### ENTRIES SHOWN
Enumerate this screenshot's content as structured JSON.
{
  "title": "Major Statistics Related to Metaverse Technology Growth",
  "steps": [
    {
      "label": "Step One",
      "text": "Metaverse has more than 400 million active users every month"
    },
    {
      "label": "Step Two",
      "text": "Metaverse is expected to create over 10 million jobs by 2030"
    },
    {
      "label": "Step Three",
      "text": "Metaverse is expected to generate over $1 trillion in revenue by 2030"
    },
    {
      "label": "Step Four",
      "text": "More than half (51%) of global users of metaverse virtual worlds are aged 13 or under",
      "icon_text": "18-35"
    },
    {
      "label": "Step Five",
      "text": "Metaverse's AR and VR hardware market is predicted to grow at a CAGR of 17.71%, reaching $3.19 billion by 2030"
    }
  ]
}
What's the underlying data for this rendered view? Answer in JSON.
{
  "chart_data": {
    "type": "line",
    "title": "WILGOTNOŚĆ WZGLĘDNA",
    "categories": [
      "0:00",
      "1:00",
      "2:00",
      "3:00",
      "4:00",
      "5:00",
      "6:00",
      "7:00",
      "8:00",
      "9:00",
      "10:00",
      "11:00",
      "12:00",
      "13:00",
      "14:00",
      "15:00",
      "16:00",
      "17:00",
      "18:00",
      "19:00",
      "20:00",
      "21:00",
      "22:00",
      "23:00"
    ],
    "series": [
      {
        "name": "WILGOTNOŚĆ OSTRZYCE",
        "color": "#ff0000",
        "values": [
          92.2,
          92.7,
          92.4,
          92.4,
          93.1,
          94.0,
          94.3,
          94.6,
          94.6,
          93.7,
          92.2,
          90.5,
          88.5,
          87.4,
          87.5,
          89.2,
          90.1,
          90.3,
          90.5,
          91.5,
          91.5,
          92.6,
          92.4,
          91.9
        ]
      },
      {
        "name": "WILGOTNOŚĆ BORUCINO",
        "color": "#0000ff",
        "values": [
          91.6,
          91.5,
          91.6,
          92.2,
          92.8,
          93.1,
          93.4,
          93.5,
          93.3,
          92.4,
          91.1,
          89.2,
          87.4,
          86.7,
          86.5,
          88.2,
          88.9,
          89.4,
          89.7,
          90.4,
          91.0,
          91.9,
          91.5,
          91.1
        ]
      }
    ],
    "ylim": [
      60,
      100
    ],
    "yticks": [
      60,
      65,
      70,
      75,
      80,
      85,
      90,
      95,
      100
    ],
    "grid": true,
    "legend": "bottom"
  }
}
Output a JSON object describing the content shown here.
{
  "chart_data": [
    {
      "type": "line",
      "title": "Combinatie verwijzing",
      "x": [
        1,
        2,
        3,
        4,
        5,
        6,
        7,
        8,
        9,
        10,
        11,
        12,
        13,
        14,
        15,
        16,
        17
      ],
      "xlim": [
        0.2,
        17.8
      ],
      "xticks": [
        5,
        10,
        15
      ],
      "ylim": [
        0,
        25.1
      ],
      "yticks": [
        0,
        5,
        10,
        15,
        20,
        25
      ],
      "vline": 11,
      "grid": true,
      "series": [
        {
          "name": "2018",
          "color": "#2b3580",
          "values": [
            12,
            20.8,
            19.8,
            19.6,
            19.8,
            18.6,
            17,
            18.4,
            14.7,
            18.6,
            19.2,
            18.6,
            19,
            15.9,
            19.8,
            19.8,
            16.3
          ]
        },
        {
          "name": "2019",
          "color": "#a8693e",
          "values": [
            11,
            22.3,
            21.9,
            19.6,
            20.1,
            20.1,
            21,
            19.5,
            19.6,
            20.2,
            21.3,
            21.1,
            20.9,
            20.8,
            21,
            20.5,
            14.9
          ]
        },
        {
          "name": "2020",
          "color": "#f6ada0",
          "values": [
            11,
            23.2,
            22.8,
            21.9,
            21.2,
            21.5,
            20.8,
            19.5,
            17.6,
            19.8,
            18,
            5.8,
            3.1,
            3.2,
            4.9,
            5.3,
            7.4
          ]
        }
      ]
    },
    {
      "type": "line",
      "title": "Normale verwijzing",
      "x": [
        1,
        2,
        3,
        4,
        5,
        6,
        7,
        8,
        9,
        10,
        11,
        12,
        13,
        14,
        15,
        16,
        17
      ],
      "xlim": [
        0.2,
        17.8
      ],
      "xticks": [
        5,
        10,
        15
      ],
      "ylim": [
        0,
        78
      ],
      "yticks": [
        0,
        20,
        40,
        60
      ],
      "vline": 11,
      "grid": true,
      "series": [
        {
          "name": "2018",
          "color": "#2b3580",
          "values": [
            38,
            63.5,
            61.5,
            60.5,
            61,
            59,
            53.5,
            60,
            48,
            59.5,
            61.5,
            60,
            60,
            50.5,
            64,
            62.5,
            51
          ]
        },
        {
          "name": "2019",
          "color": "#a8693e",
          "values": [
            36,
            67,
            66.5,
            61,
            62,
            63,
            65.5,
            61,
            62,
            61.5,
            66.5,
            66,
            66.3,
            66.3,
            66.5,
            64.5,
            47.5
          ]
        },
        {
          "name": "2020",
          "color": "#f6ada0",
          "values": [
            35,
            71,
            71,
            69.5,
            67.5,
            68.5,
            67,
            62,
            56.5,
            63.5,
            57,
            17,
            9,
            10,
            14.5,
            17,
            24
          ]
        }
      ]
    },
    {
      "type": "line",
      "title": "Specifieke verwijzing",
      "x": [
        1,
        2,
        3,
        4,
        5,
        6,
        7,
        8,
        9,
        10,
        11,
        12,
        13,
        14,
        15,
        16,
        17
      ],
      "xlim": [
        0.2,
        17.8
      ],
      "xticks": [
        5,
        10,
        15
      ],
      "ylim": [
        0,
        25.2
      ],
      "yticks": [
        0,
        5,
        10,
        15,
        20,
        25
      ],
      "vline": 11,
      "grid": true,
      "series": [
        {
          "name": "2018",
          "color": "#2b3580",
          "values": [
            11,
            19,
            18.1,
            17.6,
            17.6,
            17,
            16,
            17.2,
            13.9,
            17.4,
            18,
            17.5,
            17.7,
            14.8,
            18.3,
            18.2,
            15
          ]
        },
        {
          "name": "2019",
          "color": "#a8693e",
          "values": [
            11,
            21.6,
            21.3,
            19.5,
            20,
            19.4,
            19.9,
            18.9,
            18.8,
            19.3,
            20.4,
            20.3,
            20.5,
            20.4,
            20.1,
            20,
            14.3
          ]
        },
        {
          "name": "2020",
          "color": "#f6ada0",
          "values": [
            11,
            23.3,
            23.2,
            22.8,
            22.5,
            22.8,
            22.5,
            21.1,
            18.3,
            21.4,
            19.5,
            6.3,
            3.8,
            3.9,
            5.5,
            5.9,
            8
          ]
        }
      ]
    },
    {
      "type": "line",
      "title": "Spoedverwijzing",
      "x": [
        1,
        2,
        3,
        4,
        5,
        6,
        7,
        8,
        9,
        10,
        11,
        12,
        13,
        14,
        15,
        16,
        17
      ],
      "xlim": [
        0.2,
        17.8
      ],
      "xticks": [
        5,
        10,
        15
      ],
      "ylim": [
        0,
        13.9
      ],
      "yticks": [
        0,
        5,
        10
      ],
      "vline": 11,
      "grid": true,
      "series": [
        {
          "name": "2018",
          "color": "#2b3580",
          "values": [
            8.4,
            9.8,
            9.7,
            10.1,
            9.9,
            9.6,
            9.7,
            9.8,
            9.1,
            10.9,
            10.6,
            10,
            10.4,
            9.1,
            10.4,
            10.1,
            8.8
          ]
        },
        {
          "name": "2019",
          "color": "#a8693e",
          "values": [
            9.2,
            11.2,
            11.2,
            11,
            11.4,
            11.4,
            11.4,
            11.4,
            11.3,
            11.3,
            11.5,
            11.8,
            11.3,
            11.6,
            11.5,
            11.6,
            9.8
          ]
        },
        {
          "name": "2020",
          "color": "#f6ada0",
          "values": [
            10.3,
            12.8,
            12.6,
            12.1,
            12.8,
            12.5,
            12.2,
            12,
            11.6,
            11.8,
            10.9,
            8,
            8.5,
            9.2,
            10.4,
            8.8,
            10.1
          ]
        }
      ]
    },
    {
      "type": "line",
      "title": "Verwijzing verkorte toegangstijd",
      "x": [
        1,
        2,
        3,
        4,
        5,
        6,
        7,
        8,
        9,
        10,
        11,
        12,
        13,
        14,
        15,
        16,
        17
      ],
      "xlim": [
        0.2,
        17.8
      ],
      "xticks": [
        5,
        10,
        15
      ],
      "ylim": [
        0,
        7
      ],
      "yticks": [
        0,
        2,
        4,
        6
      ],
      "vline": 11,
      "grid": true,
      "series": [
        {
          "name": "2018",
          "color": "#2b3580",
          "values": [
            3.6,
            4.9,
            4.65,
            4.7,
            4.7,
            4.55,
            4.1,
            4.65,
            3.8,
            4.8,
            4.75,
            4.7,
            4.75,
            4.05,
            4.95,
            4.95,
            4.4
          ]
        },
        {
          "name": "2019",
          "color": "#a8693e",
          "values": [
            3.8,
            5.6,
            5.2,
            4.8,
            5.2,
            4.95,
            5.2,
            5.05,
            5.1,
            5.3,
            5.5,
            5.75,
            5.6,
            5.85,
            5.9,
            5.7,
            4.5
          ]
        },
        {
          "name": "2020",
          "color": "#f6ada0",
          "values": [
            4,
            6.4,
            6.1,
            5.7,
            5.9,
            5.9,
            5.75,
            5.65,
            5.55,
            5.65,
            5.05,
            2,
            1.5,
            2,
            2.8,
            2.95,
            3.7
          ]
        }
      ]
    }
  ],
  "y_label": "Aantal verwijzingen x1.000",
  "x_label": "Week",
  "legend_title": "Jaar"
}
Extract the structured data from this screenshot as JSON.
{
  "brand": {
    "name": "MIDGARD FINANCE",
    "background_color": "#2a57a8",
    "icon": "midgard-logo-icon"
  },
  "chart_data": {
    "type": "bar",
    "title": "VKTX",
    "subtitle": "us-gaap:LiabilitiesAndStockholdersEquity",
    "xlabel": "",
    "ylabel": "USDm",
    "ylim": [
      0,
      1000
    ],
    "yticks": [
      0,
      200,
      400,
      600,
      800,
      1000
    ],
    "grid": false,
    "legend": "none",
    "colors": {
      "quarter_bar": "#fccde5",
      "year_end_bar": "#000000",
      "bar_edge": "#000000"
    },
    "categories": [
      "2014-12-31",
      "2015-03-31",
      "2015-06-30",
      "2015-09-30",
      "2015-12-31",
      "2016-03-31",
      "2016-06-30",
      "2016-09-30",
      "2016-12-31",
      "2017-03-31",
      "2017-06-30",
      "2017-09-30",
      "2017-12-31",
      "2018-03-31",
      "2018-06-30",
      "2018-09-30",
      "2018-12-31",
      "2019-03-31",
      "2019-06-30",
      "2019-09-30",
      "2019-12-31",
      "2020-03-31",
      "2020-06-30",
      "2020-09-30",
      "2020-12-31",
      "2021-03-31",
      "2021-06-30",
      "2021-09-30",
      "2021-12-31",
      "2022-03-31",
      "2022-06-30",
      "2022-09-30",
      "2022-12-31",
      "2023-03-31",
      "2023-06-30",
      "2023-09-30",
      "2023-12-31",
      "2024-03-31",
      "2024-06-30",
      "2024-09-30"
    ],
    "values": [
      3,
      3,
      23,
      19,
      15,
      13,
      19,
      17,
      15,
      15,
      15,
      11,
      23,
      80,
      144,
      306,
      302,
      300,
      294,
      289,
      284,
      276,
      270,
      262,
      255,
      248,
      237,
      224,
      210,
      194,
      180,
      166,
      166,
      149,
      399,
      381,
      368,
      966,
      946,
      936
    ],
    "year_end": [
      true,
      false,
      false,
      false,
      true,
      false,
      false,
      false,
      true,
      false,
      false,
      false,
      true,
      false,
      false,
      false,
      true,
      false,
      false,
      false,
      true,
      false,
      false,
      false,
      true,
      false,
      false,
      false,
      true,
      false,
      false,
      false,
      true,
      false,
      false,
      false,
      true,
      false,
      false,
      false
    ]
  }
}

### WHAT THIS TASK INVOLVES
Search the data above for the word "over", then gather each line in which it appears.

### TASK SOLUTION
      "text": "Metaverse is expected to create over 10 million jobs by 2030"
      "text": "Metaverse is expected to generate over $1 trillion in revenue by 2030"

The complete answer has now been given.